> _WHAT YOU ARE ASKED TO DO_
Using the listing below, please gather every line containing the word "réversion".
⁂
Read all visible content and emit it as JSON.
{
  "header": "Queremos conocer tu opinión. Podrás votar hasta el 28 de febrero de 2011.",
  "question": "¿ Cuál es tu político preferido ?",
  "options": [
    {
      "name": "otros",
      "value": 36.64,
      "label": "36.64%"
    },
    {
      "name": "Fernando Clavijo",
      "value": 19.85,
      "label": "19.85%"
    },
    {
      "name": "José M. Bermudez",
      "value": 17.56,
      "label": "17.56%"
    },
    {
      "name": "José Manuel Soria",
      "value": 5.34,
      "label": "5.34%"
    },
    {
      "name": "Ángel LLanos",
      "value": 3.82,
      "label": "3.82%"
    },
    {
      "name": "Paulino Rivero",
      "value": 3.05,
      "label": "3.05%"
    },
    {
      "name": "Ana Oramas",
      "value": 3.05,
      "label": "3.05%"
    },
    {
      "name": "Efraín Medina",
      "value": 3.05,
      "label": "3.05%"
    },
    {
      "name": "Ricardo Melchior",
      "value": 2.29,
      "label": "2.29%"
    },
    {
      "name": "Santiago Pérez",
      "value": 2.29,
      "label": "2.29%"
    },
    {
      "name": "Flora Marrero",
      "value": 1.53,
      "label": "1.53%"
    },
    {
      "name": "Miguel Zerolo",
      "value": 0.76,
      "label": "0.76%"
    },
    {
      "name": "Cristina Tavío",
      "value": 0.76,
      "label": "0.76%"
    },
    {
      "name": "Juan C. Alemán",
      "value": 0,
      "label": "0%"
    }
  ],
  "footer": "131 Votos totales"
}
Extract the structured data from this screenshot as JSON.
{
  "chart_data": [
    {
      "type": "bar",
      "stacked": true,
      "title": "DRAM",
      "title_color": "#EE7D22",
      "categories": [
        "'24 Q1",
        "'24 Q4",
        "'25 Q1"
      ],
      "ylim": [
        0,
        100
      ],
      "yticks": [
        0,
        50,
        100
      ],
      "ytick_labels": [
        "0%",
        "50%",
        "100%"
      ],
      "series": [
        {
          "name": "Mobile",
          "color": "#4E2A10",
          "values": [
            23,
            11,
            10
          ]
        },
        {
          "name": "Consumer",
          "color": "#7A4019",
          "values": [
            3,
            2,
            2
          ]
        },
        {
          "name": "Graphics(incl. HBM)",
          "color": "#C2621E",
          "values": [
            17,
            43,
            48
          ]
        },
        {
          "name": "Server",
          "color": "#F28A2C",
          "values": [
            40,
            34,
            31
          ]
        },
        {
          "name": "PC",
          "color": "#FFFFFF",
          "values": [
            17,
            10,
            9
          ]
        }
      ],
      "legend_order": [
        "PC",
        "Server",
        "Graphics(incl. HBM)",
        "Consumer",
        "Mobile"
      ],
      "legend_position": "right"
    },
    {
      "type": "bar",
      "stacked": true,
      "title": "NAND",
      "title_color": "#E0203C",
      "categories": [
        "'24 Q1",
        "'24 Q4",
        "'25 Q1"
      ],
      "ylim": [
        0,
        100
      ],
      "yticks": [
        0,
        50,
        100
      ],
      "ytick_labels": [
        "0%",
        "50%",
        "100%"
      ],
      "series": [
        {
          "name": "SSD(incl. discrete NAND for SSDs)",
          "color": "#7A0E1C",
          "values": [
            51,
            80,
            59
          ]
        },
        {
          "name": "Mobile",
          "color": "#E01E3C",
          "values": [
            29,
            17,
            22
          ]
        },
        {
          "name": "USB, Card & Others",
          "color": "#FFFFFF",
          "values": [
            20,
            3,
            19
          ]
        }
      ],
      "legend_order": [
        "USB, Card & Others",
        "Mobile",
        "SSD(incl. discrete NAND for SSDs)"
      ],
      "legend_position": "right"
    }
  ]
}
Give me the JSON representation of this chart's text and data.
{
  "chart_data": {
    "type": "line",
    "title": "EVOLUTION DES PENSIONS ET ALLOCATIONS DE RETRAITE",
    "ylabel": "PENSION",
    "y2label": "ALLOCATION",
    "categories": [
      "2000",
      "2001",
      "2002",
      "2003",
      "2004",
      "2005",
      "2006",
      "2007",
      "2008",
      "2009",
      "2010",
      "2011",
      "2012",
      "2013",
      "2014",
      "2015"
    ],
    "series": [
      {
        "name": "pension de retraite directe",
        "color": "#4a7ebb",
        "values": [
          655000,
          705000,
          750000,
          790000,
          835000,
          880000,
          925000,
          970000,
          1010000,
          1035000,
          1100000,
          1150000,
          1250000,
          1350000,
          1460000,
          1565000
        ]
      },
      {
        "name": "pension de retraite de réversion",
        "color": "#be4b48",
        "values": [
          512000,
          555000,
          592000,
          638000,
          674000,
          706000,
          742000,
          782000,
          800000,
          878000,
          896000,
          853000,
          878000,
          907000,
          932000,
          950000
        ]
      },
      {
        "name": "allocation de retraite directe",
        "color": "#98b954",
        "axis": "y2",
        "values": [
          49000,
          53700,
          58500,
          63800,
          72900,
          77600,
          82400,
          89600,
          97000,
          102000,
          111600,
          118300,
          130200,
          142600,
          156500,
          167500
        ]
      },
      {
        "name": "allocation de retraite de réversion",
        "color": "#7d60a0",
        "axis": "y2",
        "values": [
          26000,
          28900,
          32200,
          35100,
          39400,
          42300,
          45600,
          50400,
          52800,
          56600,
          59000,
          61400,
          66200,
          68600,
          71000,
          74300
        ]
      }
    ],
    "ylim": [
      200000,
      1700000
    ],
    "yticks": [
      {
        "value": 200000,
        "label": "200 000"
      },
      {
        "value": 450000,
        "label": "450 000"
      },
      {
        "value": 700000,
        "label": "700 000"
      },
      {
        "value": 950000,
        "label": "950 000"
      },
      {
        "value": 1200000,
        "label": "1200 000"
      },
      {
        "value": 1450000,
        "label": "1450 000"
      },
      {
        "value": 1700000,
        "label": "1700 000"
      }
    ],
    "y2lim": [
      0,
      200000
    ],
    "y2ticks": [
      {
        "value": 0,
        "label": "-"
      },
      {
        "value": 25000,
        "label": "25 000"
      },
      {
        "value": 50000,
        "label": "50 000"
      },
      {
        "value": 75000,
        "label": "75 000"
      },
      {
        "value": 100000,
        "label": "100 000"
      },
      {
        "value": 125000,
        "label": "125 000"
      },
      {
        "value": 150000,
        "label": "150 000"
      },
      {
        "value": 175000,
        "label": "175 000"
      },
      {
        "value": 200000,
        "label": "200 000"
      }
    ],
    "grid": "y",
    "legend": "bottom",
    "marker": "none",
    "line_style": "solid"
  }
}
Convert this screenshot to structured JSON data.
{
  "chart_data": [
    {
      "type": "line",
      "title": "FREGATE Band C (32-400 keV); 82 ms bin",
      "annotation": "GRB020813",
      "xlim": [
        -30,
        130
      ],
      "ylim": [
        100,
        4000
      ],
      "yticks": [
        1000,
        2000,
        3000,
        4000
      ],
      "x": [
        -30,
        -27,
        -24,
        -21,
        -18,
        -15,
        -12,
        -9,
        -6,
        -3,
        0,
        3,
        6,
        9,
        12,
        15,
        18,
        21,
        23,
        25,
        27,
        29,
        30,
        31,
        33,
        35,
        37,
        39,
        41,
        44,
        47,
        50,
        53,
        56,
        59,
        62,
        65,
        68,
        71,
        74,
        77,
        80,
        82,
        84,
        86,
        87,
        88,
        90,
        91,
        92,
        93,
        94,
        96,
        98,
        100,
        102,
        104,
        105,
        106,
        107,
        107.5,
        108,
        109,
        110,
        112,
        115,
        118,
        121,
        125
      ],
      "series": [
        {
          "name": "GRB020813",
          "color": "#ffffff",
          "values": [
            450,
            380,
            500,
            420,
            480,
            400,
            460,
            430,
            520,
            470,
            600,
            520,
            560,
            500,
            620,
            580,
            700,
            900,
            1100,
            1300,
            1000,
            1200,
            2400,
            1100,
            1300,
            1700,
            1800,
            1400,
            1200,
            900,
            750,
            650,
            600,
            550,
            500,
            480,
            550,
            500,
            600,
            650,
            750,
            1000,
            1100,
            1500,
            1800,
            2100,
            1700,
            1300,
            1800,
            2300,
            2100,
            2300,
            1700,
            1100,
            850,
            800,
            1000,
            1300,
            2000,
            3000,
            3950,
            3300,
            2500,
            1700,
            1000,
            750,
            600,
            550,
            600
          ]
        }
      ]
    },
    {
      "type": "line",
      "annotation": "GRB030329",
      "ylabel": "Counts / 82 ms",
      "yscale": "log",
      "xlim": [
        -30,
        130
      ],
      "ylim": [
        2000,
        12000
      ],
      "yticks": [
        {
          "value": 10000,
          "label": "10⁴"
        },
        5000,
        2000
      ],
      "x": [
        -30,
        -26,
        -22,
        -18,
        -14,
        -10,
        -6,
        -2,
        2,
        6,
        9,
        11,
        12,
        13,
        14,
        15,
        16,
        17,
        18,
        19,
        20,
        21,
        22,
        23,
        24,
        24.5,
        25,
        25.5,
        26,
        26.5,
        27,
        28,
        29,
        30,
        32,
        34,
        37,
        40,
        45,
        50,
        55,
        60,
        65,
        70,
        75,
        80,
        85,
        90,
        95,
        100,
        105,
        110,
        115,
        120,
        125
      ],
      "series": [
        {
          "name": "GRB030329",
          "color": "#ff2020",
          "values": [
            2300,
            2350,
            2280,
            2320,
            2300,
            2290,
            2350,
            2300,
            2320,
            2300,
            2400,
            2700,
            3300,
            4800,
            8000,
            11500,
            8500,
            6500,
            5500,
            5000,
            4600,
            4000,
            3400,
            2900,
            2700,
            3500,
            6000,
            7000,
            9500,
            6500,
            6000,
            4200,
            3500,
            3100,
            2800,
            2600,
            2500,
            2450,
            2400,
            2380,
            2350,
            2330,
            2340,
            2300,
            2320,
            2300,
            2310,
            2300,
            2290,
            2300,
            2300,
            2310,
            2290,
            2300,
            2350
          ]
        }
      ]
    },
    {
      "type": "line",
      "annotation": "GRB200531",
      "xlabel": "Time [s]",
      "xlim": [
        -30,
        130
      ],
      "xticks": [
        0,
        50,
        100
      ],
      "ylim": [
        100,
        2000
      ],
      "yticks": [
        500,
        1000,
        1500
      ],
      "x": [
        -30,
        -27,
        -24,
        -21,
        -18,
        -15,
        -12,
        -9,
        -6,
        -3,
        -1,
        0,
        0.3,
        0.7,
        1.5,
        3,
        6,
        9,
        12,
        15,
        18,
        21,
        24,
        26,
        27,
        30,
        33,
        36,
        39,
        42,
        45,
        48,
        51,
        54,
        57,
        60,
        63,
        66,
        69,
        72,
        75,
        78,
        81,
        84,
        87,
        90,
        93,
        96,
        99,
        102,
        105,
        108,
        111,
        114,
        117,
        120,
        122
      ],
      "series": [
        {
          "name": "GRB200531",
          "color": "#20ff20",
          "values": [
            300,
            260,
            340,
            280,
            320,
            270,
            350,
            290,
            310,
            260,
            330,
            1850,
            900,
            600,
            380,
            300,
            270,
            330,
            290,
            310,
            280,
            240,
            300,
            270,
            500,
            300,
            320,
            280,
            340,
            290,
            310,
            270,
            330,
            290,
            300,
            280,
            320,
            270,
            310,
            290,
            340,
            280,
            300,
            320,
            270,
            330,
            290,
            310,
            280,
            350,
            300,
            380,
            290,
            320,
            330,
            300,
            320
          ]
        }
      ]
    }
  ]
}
⁂
> _TASK SOLUTION_
        "name": "pension de retraite de réversion",
        "name": "allocation de retraite de réversion",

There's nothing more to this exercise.